** start of Excerpted data **
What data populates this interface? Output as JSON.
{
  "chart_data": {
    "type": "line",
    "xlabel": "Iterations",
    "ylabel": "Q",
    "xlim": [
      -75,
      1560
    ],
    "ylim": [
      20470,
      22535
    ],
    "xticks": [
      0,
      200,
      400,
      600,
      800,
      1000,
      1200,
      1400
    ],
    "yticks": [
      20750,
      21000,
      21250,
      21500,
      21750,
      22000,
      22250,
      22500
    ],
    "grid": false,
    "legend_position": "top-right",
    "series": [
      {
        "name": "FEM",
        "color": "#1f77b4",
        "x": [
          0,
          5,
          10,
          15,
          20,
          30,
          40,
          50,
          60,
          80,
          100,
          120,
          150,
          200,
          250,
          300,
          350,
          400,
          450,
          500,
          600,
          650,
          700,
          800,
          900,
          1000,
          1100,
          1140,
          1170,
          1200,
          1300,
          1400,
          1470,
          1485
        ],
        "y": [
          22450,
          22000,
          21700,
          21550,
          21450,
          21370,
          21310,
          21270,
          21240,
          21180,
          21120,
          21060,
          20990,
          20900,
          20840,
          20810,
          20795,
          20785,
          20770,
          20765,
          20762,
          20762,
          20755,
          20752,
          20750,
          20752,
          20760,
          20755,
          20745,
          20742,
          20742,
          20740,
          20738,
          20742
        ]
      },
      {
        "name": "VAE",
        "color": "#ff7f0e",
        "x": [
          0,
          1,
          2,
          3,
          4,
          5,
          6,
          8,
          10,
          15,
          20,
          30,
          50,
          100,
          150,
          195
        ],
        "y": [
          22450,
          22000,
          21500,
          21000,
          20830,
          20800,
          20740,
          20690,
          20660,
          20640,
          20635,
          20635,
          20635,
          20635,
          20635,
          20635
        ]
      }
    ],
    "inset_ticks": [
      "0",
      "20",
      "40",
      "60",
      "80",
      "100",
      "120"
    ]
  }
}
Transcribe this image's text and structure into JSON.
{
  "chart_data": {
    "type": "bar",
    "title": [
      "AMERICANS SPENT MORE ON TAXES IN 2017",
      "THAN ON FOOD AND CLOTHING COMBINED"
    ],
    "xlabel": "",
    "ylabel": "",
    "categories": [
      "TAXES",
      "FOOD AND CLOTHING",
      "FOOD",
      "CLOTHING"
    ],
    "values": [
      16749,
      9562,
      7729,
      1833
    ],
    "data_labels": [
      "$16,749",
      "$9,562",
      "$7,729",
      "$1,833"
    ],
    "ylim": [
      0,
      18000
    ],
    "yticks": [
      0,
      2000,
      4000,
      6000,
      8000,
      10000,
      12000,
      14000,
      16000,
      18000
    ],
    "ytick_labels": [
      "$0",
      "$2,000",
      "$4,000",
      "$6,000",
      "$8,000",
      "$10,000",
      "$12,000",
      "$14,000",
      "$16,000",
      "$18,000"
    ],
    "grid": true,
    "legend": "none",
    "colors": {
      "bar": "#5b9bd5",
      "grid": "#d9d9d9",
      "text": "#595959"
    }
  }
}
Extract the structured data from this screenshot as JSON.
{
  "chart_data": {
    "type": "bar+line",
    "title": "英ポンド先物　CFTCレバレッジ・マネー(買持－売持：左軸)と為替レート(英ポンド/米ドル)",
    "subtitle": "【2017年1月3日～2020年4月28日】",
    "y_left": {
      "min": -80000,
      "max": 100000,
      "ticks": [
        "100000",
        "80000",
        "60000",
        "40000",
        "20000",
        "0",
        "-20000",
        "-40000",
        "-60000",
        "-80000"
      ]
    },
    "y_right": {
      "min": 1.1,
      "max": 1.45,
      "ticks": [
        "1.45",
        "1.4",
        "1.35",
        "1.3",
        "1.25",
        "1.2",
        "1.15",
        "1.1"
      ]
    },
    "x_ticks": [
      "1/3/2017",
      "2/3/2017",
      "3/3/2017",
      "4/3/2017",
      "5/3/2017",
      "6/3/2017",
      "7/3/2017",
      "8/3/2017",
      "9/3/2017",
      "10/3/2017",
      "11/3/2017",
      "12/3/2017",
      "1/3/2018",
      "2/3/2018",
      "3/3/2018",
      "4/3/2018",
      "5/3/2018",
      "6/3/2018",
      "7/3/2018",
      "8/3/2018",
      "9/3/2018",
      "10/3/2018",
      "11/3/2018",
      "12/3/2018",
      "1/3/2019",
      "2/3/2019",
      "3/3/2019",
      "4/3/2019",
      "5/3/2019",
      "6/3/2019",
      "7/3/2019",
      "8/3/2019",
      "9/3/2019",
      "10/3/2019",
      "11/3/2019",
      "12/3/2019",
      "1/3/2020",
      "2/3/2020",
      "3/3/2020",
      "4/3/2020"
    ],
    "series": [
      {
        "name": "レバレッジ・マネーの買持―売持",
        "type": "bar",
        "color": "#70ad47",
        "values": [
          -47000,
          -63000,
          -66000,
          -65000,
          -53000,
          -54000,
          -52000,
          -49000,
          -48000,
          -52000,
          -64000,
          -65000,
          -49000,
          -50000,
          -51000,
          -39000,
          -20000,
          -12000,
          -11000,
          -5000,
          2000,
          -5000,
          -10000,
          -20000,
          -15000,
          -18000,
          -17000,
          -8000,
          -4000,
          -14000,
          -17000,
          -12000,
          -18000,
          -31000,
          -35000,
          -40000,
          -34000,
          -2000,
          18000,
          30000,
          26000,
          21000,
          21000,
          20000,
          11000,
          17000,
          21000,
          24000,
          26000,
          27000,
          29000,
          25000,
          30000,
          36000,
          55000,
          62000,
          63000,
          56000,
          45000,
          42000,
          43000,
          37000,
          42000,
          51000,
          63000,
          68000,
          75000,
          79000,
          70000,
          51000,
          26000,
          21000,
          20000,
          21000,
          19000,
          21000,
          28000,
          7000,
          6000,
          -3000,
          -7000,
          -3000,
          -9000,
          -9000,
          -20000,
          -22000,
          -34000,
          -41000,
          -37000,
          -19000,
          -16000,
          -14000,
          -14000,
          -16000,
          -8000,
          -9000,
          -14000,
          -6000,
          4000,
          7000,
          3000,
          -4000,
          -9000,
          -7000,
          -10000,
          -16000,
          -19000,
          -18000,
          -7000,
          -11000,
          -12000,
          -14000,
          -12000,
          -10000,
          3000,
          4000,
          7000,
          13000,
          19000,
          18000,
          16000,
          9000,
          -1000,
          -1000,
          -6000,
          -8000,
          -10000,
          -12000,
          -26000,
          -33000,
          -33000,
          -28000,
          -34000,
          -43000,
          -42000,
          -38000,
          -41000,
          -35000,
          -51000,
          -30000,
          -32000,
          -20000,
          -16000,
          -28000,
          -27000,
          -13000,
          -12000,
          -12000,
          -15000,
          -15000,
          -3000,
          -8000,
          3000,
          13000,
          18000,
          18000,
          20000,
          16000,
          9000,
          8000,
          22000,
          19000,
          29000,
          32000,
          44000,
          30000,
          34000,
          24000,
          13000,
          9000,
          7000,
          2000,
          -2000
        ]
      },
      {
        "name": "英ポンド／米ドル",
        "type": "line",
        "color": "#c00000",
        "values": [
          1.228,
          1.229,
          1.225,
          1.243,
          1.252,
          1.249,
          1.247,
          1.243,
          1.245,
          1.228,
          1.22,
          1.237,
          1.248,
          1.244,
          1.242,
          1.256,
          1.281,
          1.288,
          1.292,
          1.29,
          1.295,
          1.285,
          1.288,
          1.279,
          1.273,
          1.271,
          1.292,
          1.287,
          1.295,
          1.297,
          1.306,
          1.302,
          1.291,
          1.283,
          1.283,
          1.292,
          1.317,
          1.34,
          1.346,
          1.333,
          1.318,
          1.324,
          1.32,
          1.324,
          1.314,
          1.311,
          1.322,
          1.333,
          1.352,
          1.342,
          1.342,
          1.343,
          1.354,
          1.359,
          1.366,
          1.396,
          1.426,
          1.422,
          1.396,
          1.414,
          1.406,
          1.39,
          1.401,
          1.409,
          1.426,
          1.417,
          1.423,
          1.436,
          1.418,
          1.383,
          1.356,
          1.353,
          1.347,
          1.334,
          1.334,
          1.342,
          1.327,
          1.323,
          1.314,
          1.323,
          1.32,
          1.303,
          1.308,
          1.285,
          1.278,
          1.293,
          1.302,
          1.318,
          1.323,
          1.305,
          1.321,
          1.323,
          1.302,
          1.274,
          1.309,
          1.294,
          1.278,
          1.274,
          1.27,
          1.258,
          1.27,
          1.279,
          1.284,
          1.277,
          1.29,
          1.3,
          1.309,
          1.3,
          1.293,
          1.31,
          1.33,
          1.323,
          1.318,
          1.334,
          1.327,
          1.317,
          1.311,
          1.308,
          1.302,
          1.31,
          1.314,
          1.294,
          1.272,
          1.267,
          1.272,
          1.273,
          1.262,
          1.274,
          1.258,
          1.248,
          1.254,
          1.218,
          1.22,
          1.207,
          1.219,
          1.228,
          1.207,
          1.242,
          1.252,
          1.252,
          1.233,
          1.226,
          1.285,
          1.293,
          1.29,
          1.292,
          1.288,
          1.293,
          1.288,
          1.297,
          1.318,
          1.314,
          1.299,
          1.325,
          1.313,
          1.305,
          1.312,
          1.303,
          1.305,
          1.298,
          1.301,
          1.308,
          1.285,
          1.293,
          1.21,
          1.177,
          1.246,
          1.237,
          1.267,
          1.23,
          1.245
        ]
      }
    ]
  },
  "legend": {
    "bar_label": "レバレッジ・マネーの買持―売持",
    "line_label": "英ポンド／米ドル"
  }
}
** end of Excerpted data **
Task brief: Return, from the data, each line that has the word "text" in it.

Answer to this problem:
Transcribe this image's text and structure into JSON.
      "text": "#595959"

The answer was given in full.